WORK TO DO ->
Your task is to output all the records below, word for word.

INPUT MATERIAL ->
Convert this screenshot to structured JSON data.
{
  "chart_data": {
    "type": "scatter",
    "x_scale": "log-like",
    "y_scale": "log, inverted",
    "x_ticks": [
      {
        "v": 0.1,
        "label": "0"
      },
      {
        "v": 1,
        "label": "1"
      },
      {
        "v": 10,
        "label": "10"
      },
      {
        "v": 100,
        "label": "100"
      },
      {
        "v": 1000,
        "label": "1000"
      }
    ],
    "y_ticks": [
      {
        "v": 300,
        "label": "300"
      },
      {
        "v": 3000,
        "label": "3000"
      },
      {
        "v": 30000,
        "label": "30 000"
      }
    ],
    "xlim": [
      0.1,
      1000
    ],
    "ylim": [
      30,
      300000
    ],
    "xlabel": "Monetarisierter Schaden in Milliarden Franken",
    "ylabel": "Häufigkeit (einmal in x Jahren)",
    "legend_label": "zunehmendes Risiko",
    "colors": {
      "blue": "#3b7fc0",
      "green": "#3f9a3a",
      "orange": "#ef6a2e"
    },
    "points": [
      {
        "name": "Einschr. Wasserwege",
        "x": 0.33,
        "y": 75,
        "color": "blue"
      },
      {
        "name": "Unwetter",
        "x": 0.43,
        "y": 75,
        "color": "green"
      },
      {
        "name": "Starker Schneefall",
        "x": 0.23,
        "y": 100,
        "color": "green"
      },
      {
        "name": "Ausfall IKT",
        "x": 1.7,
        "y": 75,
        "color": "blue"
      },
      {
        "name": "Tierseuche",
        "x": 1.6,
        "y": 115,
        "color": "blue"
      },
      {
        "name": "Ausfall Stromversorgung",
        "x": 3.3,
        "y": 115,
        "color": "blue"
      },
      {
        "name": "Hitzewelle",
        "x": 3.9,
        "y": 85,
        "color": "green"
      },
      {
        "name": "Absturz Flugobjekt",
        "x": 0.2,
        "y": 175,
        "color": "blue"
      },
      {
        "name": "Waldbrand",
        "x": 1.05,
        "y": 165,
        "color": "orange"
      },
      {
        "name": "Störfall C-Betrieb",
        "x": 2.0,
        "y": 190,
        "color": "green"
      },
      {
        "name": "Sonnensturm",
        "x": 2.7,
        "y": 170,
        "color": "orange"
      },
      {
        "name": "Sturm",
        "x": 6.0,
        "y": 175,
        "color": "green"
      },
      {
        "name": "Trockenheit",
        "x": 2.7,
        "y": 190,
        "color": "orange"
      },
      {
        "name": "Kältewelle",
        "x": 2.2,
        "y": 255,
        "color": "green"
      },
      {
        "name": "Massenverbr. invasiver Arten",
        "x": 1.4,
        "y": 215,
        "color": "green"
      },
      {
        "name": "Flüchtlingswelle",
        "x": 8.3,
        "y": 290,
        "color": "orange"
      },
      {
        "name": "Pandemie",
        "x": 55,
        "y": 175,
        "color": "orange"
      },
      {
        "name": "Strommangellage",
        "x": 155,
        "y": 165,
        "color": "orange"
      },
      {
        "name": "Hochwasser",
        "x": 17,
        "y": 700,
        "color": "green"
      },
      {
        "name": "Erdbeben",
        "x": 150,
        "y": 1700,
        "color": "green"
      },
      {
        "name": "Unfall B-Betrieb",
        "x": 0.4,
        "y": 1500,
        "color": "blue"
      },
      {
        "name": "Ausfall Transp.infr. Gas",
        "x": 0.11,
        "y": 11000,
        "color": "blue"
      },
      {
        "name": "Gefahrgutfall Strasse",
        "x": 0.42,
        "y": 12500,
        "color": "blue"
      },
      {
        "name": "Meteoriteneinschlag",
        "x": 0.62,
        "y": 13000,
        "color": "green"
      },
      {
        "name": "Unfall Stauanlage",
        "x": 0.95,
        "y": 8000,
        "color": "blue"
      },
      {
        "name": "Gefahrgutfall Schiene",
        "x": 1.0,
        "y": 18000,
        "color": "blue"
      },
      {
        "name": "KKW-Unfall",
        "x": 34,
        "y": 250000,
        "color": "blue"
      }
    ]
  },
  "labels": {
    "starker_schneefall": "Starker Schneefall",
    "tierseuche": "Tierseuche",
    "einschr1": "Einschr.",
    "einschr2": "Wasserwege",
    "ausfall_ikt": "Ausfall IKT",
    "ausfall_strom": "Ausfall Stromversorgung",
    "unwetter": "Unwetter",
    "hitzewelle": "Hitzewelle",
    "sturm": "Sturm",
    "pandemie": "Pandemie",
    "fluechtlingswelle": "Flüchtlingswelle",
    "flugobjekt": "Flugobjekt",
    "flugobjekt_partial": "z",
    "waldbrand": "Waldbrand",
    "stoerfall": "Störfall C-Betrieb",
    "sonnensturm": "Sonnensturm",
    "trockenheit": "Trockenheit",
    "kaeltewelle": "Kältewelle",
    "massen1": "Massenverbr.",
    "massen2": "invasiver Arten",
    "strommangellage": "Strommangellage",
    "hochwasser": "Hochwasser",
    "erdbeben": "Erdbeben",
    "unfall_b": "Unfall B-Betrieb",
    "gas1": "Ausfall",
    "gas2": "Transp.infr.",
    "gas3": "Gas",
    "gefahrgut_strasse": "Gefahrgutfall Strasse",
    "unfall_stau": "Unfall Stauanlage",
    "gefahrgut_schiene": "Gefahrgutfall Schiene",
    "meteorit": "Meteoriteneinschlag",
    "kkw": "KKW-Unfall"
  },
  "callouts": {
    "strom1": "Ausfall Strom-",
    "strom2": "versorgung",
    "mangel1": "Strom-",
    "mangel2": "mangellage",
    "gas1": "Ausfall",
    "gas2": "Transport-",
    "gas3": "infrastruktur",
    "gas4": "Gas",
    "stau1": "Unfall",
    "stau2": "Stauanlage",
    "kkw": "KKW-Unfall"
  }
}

THE REPLY ->
Convert this screenshot to structured JSON data.
{
  "chart_data": {
    "type": "scatter",
    "x_scale": "log-like",
    "y_scale": "log, inverted",
    "x_ticks": [
      {
        "v": 0.1,
        "label": "0"
      },
      {
        "v": 1,
        "label": "1"
      },
      {
        "v": 10,
        "label": "10"
      },
      {
        "v": 100,
        "label": "100"
      },
      {
        "v": 1000,
        "label": "1000"
      }
    ],
    "y_ticks": [
      {
        "v": 300,
        "label": "300"
      },
      {
        "v": 3000,
        "label": "3000"
      },
      {
        "v": 30000,
        "label": "30 000"
      }
    ],
    "xlim": [
      0.1,
      1000
    ],
    "ylim": [
      30,
      300000
    ],
    "xlabel": "Monetarisierter Schaden in Milliarden Franken",
    "ylabel": "Häufigkeit (einmal in x Jahren)",
    "legend_label": "zunehmendes Risiko",
    "colors": {
      "blue": "#3b7fc0",
      "green": "#3f9a3a",
      "orange": "#ef6a2e"
    },
    "points": [
      {
        "name": "Einschr. Wasserwege",
        "x": 0.33,
        "y": 75,
        "color": "blue"
      },
      {
        "name": "Unwetter",
        "x": 0.43,
        "y": 75,
        "color": "green"
      },
      {
        "name": "Starker Schneefall",
        "x": 0.23,
        "y": 100,
        "color": "green"
      },
      {
        "name": "Ausfall IKT",
        "x": 1.7,
        "y": 75,
        "color": "blue"
      },
      {
        "name": "Tierseuche",
        "x": 1.6,
        "y": 115,
        "color": "blue"
      },
      {
        "name": "Ausfall Stromversorgung",
        "x": 3.3,
        "y": 115,
        "color": "blue"
      },
      {
        "name": "Hitzewelle",
        "x": 3.9,
        "y": 85,
        "color": "green"
      },
      {
        "name": "Absturz Flugobjekt",
        "x": 0.2,
        "y": 175,
        "color": "blue"
      },
      {
        "name": "Waldbrand",
        "x": 1.05,
        "y": 165,
        "color": "orange"
      },
      {
        "name": "Störfall C-Betrieb",
        "x": 2.0,
        "y": 190,
        "color": "green"
      },
      {
        "name": "Sonnensturm",
        "x": 2.7,
        "y": 170,
        "color": "orange"
      },
      {
        "name": "Sturm",
        "x": 6.0,
        "y": 175,
        "color": "green"
      },
      {
        "name": "Trockenheit",
        "x": 2.7,
        "y": 190,
        "color": "orange"
      },
      {
        "name": "Kältewelle",
        "x": 2.2,
        "y": 255,
        "color": "green"
      },
      {
        "name": "Massenverbr. invasiver Arten",
        "x": 1.4,
        "y": 215,
        "color": "green"
      },
      {
        "name": "Flüchtlingswelle",
        "x": 8.3,
        "y": 290,
        "color": "orange"
      },
      {
        "name": "Pandemie",
        "x": 55,
        "y": 175,
        "color": "orange"
      },
      {
        "name": "Strommangellage",
        "x": 155,
        "y": 165,
        "color": "orange"
      },
      {
        "name": "Hochwasser",
        "x": 17,
        "y": 700,
        "color": "green"
      },
      {
        "name": "Erdbeben",
        "x": 150,
        "y": 1700,
        "color": "green"
      },
      {
        "name": "Unfall B-Betrieb",
        "x": 0.4,
        "y": 1500,
        "color": "blue"
      },
      {
        "name": "Ausfall Transp.infr. Gas",
        "x": 0.11,
        "y": 11000,
        "color": "blue"
      },
      {
        "name": "Gefahrgutfall Strasse",
        "x": 0.42,
        "y": 12500,
        "color": "blue"
      },
      {
        "name": "Meteoriteneinschlag",
        "x": 0.62,
        "y": 13000,
        "color": "green"
      },
      {
        "name": "Unfall Stauanlage",
        "x": 0.95,
        "y": 8000,
        "color": "blue"
      },
      {
        "name": "Gefahrgutfall Schiene",
        "x": 1.0,
        "y": 18000,
        "color": "blue"
      },
      {
        "name": "KKW-Unfall",
        "x": 34,
        "y": 250000,
        "color": "blue"
      }
    ]
  },
  "labels": {
    "starker_schneefall": "Starker Schneefall",
    "tierseuche": "Tierseuche",
    "einschr1": "Einschr.",
    "einschr2": "Wasserwege",
    "ausfall_ikt": "Ausfall IKT",
    "ausfall_strom": "Ausfall Stromversorgung",
    "unwetter": "Unwetter",
    "hitzewelle": "Hitzewelle",
    "sturm": "Sturm",
    "pandemie": "Pandemie",
    "fluechtlingswelle": "Flüchtlingswelle",
    "flugobjekt": "Flugobjekt",
    "flugobjekt_partial": "z",
    "waldbrand": "Waldbrand",
    "stoerfall": "Störfall C-Betrieb",
    "sonnensturm": "Sonnensturm",
    "trockenheit": "Trockenheit",
    "kaeltewelle": "Kältewelle",
    "massen1": "Massenverbr.",
    "massen2": "invasiver Arten",
    "strommangellage": "Strommangellage",
    "hochwasser": "Hochwasser",
    "erdbeben": "Erdbeben",
    "unfall_b": "Unfall B-Betrieb",
    "gas1": "Ausfall",
    "gas2": "Transp.infr.",
    "gas3": "Gas",
    "gefahrgut_strasse": "Gefahrgutfall Strasse",
    "unfall_stau": "Unfall Stauanlage",
    "gefahrgut_schiene": "Gefahrgutfall Schiene",
    "meteorit": "Meteoriteneinschlag",
    "kkw": "KKW-Unfall"
  },
  "callouts": {
    "strom1": "Ausfall Strom-",
    "strom2": "versorgung",
    "mangel1": "Strom-",
    "mangel2": "mangellage",
    "gas1": "Ausfall",
    "gas2": "Transport-",
    "gas3": "infrastruktur",
    "gas4": "Gas",
    "stau1": "Unfall",
    "stau2": "Stauanlage",
    "kkw": "KKW-Unfall"
  }
}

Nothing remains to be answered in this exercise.